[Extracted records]
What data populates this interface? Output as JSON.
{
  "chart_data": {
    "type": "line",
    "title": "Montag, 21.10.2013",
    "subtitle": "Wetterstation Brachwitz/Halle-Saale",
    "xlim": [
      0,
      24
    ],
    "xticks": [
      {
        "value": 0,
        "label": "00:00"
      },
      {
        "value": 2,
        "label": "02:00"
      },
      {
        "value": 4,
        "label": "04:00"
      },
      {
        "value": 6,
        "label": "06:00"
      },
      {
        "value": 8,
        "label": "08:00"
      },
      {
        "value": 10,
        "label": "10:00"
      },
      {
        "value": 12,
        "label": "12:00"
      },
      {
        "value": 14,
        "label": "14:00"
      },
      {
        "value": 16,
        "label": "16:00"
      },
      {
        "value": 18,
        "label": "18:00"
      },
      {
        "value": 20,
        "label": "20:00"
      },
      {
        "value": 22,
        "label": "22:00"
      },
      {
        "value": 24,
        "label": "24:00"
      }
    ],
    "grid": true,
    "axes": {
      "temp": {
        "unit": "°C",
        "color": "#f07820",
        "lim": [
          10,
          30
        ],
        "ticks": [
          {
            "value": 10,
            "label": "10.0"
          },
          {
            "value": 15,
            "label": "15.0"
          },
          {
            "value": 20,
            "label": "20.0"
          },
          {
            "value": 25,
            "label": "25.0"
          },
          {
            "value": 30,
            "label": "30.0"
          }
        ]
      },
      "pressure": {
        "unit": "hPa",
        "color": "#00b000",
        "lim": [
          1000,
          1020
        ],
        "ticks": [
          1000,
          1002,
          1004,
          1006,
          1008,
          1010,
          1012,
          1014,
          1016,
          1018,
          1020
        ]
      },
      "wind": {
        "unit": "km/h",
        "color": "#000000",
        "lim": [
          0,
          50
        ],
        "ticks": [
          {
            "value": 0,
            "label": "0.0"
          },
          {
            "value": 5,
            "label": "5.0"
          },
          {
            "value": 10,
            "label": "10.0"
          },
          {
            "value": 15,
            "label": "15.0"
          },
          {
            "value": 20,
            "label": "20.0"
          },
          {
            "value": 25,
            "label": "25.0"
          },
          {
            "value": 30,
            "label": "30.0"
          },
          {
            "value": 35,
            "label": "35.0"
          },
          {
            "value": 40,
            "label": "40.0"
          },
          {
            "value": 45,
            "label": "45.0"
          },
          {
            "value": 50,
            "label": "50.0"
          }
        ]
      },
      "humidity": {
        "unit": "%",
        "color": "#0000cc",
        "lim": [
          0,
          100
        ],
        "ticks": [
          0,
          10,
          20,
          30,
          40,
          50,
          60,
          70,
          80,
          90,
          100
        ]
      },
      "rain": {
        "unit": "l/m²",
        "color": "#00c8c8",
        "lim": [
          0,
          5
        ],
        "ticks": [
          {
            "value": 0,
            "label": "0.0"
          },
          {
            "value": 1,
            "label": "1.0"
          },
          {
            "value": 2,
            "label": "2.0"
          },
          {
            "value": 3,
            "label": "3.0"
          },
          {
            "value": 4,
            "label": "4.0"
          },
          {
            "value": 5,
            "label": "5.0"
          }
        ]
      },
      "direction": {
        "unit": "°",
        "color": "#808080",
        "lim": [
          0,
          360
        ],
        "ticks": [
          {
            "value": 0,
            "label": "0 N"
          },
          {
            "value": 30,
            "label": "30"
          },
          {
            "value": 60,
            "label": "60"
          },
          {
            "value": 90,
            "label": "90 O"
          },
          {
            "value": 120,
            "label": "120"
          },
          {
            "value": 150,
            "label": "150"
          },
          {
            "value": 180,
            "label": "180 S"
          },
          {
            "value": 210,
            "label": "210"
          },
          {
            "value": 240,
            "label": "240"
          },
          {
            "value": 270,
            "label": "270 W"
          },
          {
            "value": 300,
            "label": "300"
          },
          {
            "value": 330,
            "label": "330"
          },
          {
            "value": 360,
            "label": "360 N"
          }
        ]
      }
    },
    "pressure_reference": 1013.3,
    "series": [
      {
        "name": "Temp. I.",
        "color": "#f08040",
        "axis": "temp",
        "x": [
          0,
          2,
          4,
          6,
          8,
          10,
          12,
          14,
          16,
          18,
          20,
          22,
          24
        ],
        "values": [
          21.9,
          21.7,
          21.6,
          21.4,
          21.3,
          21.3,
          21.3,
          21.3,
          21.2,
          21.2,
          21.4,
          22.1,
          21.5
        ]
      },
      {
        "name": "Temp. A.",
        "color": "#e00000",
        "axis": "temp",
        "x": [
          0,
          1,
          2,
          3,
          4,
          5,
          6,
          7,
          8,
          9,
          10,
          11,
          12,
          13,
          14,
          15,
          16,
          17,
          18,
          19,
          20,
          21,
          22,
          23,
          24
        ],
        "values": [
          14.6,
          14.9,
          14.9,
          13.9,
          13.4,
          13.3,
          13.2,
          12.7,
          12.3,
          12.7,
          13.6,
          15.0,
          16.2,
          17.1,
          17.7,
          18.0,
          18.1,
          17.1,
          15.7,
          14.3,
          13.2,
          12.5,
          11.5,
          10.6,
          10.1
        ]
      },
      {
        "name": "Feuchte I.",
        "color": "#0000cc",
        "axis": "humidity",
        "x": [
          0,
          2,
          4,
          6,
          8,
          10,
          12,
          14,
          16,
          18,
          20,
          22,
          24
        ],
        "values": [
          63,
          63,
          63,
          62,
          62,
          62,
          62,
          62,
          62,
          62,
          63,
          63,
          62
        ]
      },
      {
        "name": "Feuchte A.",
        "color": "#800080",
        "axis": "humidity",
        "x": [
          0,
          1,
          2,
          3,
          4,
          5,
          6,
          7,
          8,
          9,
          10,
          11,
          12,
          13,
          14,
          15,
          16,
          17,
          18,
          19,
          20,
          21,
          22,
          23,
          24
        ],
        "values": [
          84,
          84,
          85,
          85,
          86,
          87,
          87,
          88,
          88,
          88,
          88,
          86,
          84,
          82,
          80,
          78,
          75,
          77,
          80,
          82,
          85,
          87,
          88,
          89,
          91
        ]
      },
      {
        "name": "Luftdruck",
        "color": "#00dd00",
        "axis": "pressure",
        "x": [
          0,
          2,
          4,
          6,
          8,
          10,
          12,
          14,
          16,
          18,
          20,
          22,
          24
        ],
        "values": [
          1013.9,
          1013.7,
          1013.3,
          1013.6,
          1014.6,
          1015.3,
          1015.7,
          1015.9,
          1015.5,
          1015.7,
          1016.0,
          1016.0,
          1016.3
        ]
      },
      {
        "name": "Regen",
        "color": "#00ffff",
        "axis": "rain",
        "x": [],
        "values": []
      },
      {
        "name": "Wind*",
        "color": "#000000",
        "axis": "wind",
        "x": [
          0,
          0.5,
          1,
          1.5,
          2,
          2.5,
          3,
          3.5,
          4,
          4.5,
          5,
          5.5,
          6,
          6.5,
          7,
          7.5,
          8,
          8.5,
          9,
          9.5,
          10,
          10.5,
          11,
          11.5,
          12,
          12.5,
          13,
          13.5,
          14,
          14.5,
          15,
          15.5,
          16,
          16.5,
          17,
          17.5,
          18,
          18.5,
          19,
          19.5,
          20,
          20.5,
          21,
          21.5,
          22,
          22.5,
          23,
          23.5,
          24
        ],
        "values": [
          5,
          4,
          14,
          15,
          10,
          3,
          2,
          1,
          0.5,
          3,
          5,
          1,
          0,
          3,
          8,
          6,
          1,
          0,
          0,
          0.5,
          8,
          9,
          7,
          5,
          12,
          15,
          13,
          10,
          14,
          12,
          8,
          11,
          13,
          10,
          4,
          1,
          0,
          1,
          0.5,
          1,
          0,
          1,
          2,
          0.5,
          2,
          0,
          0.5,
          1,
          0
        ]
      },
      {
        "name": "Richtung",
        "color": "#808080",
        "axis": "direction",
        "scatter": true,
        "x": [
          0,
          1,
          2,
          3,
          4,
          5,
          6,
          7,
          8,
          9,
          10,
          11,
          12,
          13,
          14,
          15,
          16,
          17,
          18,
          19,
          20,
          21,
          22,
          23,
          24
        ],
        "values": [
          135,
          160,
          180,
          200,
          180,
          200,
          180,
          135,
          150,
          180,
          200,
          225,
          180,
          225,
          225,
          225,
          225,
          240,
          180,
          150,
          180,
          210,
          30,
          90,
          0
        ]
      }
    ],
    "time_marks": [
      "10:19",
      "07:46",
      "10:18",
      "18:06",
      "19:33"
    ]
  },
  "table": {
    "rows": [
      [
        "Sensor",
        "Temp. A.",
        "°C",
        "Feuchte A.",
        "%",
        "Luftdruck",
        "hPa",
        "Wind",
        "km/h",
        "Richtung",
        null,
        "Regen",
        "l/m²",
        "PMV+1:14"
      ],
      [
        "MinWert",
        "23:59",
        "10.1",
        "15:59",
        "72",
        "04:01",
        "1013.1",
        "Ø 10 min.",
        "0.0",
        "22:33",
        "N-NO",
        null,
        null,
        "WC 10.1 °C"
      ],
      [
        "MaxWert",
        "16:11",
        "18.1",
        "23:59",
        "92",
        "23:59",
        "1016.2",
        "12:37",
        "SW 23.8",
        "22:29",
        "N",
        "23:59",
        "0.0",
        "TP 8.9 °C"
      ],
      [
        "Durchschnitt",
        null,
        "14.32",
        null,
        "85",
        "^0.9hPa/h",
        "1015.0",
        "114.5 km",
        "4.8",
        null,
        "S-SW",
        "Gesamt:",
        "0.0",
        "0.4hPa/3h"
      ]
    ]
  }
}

Aim of the exercise
Only lines that contain the word "unit" are wanted; copy each of them.

Task solution
        "unit": "°C",
        "unit": "hPa",
        "unit": "km/h",
        "unit": "%",
        "unit": "l/m²",
        "unit": "°",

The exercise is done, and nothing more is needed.